> [SOURCE DATA]
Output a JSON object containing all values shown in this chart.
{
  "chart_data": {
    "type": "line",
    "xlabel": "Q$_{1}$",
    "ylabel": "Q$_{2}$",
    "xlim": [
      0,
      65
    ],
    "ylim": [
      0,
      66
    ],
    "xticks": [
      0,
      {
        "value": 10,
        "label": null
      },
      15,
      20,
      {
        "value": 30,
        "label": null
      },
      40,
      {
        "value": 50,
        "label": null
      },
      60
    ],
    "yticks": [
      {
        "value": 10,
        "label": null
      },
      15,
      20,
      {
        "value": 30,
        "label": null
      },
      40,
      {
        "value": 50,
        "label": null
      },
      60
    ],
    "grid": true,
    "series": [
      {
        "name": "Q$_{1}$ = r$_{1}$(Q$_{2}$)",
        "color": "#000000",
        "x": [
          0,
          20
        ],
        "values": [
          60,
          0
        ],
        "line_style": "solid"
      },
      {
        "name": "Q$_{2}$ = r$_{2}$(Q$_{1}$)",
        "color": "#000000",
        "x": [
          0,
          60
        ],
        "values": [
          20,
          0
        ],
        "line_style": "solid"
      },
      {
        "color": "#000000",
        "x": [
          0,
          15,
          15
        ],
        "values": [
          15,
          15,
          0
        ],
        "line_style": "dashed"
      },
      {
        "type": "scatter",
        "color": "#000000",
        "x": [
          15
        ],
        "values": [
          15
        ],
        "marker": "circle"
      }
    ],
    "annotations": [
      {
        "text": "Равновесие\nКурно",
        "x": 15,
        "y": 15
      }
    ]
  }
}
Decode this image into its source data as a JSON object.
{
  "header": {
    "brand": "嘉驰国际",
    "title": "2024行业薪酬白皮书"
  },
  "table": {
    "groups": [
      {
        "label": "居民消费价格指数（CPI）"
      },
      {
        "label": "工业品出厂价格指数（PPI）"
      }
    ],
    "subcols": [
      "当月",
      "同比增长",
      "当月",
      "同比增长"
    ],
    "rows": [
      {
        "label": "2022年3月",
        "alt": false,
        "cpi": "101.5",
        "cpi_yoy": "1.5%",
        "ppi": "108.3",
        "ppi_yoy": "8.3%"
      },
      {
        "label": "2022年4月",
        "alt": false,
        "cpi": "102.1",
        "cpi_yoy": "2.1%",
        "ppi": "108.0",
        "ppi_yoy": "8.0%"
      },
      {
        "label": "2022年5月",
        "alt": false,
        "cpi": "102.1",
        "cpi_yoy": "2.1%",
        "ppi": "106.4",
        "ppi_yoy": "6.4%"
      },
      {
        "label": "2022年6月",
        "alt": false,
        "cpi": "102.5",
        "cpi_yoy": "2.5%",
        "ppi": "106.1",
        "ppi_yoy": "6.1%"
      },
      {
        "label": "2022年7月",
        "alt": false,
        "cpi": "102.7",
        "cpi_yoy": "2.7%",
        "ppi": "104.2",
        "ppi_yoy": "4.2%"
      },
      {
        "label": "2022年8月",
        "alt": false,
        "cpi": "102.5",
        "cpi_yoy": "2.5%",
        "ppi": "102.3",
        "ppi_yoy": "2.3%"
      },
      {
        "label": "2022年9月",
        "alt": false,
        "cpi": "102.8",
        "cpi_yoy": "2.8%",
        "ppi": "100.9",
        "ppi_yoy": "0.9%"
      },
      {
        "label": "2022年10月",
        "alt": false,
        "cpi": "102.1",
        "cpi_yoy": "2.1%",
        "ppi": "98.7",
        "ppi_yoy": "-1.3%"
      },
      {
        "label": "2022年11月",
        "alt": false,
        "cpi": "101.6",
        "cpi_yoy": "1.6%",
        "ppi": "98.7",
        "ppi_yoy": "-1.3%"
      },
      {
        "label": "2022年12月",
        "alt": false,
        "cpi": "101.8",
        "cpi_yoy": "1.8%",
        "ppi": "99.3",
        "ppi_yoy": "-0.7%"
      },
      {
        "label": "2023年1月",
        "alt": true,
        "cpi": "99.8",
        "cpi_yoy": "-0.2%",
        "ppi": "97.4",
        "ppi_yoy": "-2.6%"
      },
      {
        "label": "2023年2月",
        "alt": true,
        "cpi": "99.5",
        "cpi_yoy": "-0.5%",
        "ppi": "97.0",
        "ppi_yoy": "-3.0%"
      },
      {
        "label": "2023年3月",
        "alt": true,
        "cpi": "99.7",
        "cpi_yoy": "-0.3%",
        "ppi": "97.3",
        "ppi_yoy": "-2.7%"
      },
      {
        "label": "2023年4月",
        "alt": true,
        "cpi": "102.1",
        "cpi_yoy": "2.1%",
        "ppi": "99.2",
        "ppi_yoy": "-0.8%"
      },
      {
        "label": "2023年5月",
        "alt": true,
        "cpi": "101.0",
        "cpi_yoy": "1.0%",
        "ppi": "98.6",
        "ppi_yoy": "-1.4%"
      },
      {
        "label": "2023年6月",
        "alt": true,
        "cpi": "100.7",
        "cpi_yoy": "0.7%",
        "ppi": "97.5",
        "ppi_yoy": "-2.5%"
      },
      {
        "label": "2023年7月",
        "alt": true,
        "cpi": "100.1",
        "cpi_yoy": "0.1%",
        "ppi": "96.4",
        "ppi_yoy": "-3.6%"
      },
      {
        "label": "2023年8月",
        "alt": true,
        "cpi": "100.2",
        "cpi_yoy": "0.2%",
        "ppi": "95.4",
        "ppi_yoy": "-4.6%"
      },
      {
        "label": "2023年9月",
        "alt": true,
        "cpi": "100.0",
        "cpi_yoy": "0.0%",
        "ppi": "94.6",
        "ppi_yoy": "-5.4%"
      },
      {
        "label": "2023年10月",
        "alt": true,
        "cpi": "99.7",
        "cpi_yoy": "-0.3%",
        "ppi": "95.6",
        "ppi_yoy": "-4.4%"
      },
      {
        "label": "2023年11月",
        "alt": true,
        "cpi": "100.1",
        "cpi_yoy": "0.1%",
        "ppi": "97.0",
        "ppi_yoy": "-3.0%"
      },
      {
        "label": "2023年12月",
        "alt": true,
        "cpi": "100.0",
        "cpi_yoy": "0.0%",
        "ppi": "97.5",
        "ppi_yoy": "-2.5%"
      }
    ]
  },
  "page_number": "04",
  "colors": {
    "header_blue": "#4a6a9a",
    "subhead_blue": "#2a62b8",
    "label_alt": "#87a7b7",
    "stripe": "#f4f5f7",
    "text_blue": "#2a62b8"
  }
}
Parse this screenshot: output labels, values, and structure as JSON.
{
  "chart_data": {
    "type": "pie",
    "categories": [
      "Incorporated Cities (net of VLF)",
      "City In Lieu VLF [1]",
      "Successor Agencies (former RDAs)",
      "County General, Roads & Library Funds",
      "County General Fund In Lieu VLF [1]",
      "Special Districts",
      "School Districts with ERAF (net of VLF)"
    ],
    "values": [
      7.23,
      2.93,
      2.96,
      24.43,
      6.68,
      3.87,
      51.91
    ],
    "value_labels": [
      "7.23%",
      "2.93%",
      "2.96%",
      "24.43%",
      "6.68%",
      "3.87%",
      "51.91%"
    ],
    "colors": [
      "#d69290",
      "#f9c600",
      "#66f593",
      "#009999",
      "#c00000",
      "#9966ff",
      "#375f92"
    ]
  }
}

> [WHAT IS ASKED]
Using the data above, output each line exactly.

> [RESPONSE TO THIS EXERCISE]
Output a JSON object containing all values shown in this chart.
{
  "chart_data": {
    "type": "line",
    "xlabel": "Q$_{1}$",
    "ylabel": "Q$_{2}$",
    "xlim": [
      0,
      65
    ],
    "ylim": [
      0,
      66
    ],
    "xticks": [
      0,
      {
        "value": 10,
        "label": null
      },
      15,
      20,
      {
        "value": 30,
        "label": null
      },
      40,
      {
        "value": 50,
        "label": null
      },
      60
    ],
    "yticks": [
      {
        "value": 10,
        "label": null
      },
      15,
      20,
      {
        "value": 30,
        "label": null
      },
      40,
      {
        "value": 50,
        "label": null
      },
      60
    ],
    "grid": true,
    "series": [
      {
        "name": "Q$_{1}$ = r$_{1}$(Q$_{2}$)",
        "color": "#000000",
        "x": [
          0,
          20
        ],
        "values": [
          60,
          0
        ],
        "line_style": "solid"
      },
      {
        "name": "Q$_{2}$ = r$_{2}$(Q$_{1}$)",
        "color": "#000000",
        "x": [
          0,
          60
        ],
        "values": [
          20,
          0
        ],
        "line_style": "solid"
      },
      {
        "color": "#000000",
        "x": [
          0,
          15,
          15
        ],
        "values": [
          15,
          15,
          0
        ],
        "line_style": "dashed"
      },
      {
        "type": "scatter",
        "color": "#000000",
        "x": [
          15
        ],
        "values": [
          15
        ],
        "marker": "circle"
      }
    ],
    "annotations": [
      {
        "text": "Равновесие\nКурно",
        "x": 15,
        "y": 15
      }
    ]
  }
}
Decode this image into its source data as a JSON object.
{
  "header": {
    "brand": "嘉驰国际",
    "title": "2024行业薪酬白皮书"
  },
  "table": {
    "groups": [
      {
        "label": "居民消费价格指数（CPI）"
      },
      {
        "label": "工业品出厂价格指数（PPI）"
      }
    ],
    "subcols": [
      "当月",
      "同比增长",
      "当月",
      "同比增长"
    ],
    "rows": [
      {
        "label": "2022年3月",
        "alt": false,
        "cpi": "101.5",
        "cpi_yoy": "1.5%",
        "ppi": "108.3",
        "ppi_yoy": "8.3%"
      },
      {
        "label": "2022年4月",
        "alt": false,
        "cpi": "102.1",
        "cpi_yoy": "2.1%",
        "ppi": "108.0",
        "ppi_yoy": "8.0%"
      },
      {
        "label": "2022年5月",
        "alt": false,
        "cpi": "102.1",
        "cpi_yoy": "2.1%",
        "ppi": "106.4",
        "ppi_yoy": "6.4%"
      },
      {
        "label": "2022年6月",
        "alt": false,
        "cpi": "102.5",
        "cpi_yoy": "2.5%",
        "ppi": "106.1",
        "ppi_yoy": "6.1%"
      },
      {
        "label": "2022年7月",
        "alt": false,
        "cpi": "102.7",
        "cpi_yoy": "2.7%",
        "ppi": "104.2",
        "ppi_yoy": "4.2%"
      },
      {
        "label": "2022年8月",
        "alt": false,
        "cpi": "102.5",
        "cpi_yoy": "2.5%",
        "ppi": "102.3",
        "ppi_yoy": "2.3%"
      },
      {
        "label": "2022年9月",
        "alt": false,
        "cpi": "102.8",
        "cpi_yoy": "2.8%",
        "ppi": "100.9",
        "ppi_yoy": "0.9%"
      },
      {
        "label": "2022年10月",
        "alt": false,
        "cpi": "102.1",
        "cpi_yoy": "2.1%",
        "ppi": "98.7",
        "ppi_yoy": "-1.3%"
      },
      {
        "label": "2022年11月",
        "alt": false,
        "cpi": "101.6",
        "cpi_yoy": "1.6%",
        "ppi": "98.7",
        "ppi_yoy": "-1.3%"
      },
      {
        "label": "2022年12月",
        "alt": false,
        "cpi": "101.8",
        "cpi_yoy": "1.8%",
        "ppi": "99.3",
        "ppi_yoy": "-0.7%"
      },
      {
        "label": "2023年1月",
        "alt": true,
        "cpi": "99.8",
        "cpi_yoy": "-0.2%",
        "ppi": "97.4",
        "ppi_yoy": "-2.6%"
      },
      {
        "label": "2023年2月",
        "alt": true,
        "cpi": "99.5",
        "cpi_yoy": "-0.5%",
        "ppi": "97.0",
        "ppi_yoy": "-3.0%"
      },
      {
        "label": "2023年3月",
        "alt": true,
        "cpi": "99.7",
        "cpi_yoy": "-0.3%",
        "ppi": "97.3",
        "ppi_yoy": "-2.7%"
      },
      {
        "label": "2023年4月",
        "alt": true,
        "cpi": "102.1",
        "cpi_yoy": "2.1%",
        "ppi": "99.2",
        "ppi_yoy": "-0.8%"
      },
      {
        "label": "2023年5月",
        "alt": true,
        "cpi": "101.0",
        "cpi_yoy": "1.0%",
        "ppi": "98.6",
        "ppi_yoy": "-1.4%"
      },
      {
        "label": "2023年6月",
        "alt": true,
        "cpi": "100.7",
        "cpi_yoy": "0.7%",
        "ppi": "97.5",
        "ppi_yoy": "-2.5%"
      },
      {
        "label": "2023年7月",
        "alt": true,
        "cpi": "100.1",
        "cpi_yoy": "0.1%",
        "ppi": "96.4",
        "ppi_yoy": "-3.6%"
      },
      {
        "label": "2023年8月",
        "alt": true,
        "cpi": "100.2",
        "cpi_yoy": "0.2%",
        "ppi": "95.4",
        "ppi_yoy": "-4.6%"
      },
      {
        "label": "2023年9月",
        "alt": true,
        "cpi": "100.0",
        "cpi_yoy": "0.0%",
        "ppi": "94.6",
        "ppi_yoy": "-5.4%"
      },
      {
        "label": "2023年10月",
        "alt": true,
        "cpi": "99.7",
        "cpi_yoy": "-0.3%",
        "ppi": "95.6",
        "ppi_yoy": "-4.4%"
      },
      {
        "label": "2023年11月",
        "alt": true,
        "cpi": "100.1",
        "cpi_yoy": "0.1%",
        "ppi": "97.0",
        "ppi_yoy": "-3.0%"
      },
      {
        "label": "2023年12月",
        "alt": true,
        "cpi": "100.0",
        "cpi_yoy": "0.0%",
        "ppi": "97.5",
        "ppi_yoy": "-2.5%"
      }
    ]
  },
  "page_number": "04",
  "colors": {
    "header_blue": "#4a6a9a",
    "subhead_blue": "#2a62b8",
    "label_alt": "#87a7b7",
    "stripe": "#f4f5f7",
    "text_blue": "#2a62b8"
  }
}
Parse this screenshot: output labels, values, and structure as JSON.
{
  "chart_data": {
    "type": "pie",
    "categories": [
      "Incorporated Cities (net of VLF)",
      "City In Lieu VLF [1]",
      "Successor Agencies (former RDAs)",
      "County General, Roads & Library Funds",
      "County General Fund In Lieu VLF [1]",
      "Special Districts",
      "School Districts with ERAF (net of VLF)"
    ],
    "values": [
      7.23,
      2.93,
      2.96,
      24.43,
      6.68,
      3.87,
      51.91
    ],
    "value_labels": [
      "7.23%",
      "2.93%",
      "2.96%",
      "24.43%",
      "6.68%",
      "3.87%",
      "51.91%"
    ],
    "colors": [
      "#d69290",
      "#f9c600",
      "#66f593",
      "#009999",
      "#c00000",
      "#9966ff",
      "#375f92"
    ]
  }
}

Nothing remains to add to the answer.